TASK TO COMPLETE:
Review the material line by line. Identify and copy every line that contains the string "access".

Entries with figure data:
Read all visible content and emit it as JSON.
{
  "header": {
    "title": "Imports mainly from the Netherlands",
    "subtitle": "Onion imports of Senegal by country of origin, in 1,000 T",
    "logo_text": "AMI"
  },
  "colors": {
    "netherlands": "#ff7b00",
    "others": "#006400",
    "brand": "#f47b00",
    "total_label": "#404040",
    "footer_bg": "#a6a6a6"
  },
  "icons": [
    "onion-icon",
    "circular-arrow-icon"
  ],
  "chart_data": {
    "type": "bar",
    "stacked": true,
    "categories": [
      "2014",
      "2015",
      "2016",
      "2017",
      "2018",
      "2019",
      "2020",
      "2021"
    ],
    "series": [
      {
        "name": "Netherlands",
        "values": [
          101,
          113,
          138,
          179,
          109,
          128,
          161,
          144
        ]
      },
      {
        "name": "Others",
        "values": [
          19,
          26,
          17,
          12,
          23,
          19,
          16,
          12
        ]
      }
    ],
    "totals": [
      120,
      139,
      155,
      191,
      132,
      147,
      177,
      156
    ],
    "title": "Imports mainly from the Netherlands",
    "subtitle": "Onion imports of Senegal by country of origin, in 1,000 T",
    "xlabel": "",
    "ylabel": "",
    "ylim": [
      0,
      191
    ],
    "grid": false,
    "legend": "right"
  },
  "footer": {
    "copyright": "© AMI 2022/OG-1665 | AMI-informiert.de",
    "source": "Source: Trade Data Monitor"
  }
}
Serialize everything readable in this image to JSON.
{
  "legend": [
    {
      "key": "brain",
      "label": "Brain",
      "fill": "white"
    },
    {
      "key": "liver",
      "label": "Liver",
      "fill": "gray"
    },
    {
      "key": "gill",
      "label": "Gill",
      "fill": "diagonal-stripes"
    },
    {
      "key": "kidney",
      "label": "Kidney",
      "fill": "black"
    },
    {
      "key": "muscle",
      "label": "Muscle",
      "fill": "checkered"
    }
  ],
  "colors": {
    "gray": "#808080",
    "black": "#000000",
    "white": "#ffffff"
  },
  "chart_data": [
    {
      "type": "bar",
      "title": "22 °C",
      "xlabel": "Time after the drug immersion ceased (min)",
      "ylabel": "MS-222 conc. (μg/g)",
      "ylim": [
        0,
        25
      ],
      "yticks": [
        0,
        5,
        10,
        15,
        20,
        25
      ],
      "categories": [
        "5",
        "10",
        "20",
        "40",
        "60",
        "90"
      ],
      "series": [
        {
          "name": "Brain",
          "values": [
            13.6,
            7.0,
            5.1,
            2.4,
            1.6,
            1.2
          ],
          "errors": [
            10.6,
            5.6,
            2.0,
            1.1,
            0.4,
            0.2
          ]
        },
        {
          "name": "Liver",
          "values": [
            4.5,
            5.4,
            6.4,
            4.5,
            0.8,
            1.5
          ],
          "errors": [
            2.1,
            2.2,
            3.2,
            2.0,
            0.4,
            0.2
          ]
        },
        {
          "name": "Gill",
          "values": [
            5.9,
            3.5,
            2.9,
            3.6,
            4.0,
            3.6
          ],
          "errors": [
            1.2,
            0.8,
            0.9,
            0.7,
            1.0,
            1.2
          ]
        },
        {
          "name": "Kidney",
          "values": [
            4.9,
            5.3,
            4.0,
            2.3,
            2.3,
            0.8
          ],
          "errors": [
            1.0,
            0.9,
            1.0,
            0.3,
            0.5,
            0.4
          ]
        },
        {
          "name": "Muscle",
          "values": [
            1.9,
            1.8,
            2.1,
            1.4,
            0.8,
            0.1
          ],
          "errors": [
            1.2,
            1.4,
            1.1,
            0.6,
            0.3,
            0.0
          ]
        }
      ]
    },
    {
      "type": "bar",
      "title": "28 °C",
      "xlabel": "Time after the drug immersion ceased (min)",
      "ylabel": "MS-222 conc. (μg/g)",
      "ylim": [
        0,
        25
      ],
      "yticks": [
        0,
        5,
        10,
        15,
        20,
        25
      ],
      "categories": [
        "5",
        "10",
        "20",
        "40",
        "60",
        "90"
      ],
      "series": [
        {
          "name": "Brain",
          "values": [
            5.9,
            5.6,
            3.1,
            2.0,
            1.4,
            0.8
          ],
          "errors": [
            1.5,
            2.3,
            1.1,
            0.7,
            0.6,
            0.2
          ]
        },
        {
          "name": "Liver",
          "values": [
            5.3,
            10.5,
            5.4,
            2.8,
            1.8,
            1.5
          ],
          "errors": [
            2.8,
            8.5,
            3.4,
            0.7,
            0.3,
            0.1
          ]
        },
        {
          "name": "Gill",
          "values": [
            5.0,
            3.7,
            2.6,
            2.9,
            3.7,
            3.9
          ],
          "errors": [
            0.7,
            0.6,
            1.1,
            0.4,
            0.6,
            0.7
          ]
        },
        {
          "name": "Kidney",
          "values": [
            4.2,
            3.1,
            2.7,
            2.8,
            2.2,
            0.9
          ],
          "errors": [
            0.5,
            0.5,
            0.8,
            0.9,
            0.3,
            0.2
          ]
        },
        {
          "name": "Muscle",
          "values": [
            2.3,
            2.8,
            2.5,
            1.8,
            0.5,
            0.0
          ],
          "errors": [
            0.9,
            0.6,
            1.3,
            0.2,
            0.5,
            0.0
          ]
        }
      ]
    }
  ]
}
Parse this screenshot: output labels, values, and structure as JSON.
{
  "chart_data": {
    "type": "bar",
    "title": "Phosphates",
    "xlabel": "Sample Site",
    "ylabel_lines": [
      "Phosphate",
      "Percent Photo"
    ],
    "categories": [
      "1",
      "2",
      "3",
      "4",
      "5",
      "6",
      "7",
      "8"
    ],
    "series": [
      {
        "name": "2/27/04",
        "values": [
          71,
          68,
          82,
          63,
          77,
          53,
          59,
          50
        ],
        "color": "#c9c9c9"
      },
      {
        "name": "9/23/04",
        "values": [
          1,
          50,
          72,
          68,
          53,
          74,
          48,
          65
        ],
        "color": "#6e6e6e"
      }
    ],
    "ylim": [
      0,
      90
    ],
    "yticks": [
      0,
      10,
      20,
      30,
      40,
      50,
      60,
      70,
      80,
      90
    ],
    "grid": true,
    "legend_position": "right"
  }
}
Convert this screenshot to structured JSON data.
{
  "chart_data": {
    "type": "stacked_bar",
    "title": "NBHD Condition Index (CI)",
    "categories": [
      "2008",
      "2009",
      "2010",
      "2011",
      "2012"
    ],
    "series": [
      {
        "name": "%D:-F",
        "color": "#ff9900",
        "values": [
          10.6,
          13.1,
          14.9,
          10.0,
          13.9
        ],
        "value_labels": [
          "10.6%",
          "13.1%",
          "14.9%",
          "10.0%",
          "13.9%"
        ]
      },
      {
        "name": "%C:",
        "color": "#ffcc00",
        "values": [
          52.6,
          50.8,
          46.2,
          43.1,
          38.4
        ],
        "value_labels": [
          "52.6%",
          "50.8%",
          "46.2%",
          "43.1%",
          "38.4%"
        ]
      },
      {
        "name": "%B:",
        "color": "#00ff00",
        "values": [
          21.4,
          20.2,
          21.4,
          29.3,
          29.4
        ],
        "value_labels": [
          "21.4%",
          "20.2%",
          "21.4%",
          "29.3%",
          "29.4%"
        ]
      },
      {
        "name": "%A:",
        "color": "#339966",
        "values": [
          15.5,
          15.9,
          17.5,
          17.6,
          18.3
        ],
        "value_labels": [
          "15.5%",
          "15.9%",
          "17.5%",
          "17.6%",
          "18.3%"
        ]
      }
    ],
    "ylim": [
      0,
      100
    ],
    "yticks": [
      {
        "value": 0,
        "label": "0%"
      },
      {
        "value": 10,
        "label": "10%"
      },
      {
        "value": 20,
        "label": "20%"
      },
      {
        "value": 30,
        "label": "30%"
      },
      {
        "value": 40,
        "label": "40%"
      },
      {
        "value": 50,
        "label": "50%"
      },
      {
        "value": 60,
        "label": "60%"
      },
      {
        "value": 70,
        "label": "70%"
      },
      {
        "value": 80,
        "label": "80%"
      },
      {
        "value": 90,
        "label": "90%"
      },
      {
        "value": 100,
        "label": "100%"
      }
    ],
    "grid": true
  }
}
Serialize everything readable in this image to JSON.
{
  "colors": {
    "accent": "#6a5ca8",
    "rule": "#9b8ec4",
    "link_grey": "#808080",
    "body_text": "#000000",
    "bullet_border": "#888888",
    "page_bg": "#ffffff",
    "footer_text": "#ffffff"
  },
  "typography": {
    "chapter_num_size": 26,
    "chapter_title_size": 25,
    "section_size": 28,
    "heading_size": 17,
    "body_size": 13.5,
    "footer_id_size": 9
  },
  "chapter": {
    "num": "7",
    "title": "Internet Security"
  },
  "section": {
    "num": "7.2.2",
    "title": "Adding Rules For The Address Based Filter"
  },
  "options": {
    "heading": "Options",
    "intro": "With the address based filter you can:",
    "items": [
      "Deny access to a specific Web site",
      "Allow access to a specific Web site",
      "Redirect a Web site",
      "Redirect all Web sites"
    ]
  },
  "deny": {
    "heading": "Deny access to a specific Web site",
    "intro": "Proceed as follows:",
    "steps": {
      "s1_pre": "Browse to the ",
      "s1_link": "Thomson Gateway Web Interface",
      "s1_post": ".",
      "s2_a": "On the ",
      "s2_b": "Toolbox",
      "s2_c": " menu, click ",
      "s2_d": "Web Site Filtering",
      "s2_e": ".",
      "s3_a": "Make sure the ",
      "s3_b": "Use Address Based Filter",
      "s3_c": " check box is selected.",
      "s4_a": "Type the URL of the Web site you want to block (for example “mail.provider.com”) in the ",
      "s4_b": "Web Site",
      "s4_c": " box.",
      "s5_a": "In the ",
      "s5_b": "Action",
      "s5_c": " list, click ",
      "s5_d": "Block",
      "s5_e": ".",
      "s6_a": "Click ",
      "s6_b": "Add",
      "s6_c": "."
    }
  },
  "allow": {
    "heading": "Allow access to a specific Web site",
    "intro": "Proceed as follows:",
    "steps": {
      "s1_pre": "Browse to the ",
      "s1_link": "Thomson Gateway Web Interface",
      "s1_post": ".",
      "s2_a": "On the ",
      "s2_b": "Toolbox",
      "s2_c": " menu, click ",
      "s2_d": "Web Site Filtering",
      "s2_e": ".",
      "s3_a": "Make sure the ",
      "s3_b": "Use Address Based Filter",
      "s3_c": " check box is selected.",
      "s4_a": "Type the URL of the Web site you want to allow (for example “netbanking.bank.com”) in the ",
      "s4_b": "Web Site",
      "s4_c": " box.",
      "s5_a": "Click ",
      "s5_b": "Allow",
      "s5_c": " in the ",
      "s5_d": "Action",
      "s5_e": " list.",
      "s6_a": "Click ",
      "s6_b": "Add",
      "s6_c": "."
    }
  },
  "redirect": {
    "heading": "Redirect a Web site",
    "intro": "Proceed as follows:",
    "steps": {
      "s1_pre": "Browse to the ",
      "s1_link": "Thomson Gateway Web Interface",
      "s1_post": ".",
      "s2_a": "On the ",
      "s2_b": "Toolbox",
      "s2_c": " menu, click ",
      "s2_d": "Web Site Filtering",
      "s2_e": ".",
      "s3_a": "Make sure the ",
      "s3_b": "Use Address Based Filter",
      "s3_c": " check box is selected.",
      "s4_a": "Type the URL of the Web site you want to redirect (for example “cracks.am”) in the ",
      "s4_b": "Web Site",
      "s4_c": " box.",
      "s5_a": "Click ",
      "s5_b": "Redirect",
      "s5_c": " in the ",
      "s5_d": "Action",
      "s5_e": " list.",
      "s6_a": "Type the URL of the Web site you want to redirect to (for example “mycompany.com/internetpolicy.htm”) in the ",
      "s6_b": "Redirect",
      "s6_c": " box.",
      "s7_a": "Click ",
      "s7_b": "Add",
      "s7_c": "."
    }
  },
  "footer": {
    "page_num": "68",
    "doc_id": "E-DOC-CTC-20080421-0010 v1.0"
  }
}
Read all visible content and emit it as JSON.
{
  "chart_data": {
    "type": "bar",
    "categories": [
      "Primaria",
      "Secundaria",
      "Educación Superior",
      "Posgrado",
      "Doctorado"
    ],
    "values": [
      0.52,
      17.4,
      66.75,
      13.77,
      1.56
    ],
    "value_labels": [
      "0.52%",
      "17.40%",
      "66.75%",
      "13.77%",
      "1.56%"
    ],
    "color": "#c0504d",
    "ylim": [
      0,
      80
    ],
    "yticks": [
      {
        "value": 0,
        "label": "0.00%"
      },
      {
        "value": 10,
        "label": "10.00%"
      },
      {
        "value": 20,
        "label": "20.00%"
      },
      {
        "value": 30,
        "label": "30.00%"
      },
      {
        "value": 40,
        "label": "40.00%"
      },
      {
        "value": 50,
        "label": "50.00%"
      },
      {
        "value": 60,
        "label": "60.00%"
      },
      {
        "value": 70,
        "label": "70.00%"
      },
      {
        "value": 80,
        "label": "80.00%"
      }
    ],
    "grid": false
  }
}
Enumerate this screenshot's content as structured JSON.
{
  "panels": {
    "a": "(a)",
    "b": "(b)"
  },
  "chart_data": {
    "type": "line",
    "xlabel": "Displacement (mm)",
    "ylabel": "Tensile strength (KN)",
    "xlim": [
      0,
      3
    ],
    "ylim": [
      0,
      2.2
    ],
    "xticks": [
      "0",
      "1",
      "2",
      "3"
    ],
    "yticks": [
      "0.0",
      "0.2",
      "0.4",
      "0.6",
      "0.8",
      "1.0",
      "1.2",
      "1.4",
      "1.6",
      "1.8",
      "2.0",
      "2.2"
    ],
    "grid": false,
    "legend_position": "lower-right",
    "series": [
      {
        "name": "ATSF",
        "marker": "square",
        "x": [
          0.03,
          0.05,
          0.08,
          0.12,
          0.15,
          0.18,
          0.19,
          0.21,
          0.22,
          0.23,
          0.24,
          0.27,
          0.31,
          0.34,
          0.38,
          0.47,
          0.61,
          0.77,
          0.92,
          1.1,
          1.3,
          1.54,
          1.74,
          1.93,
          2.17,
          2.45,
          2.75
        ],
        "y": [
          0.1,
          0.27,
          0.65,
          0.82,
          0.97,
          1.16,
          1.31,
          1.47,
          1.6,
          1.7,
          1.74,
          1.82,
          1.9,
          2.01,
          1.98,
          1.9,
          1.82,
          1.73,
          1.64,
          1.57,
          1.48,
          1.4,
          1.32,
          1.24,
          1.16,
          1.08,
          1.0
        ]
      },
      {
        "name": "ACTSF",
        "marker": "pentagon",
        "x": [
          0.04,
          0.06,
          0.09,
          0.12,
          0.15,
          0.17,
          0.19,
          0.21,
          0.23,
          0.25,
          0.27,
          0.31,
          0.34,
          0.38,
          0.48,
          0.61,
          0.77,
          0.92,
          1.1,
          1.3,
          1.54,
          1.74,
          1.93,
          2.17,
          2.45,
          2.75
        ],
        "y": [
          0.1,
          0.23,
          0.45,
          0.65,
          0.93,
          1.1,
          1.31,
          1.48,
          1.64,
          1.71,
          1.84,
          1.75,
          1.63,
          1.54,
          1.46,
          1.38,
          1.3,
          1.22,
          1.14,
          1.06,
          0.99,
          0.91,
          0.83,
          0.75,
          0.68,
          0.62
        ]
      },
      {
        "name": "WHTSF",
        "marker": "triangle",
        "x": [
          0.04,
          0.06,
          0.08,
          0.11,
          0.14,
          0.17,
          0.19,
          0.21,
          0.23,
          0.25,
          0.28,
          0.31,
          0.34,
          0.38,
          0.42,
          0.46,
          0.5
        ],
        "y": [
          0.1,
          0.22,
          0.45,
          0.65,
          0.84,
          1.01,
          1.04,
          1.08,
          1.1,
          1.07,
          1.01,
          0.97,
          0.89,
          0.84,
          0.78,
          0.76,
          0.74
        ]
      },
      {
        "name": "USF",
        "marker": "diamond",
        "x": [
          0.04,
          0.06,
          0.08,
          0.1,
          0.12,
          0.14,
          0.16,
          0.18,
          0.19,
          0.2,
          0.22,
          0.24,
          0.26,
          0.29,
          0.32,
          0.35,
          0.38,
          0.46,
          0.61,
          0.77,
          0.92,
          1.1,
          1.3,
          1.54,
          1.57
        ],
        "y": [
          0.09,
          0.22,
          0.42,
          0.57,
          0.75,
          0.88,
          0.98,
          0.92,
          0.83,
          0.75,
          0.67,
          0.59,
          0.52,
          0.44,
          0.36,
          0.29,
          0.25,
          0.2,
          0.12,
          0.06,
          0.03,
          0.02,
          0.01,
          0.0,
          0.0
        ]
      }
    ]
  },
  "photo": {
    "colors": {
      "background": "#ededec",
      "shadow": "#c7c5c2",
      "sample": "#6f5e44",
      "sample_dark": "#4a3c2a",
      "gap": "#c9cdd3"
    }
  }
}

ANSWER:
      "Deny access to a specific Web site",
      "Allow access to a specific Web site",
    "heading": "Deny access to a specific Web site",
    "heading": "Allow access to a specific Web site",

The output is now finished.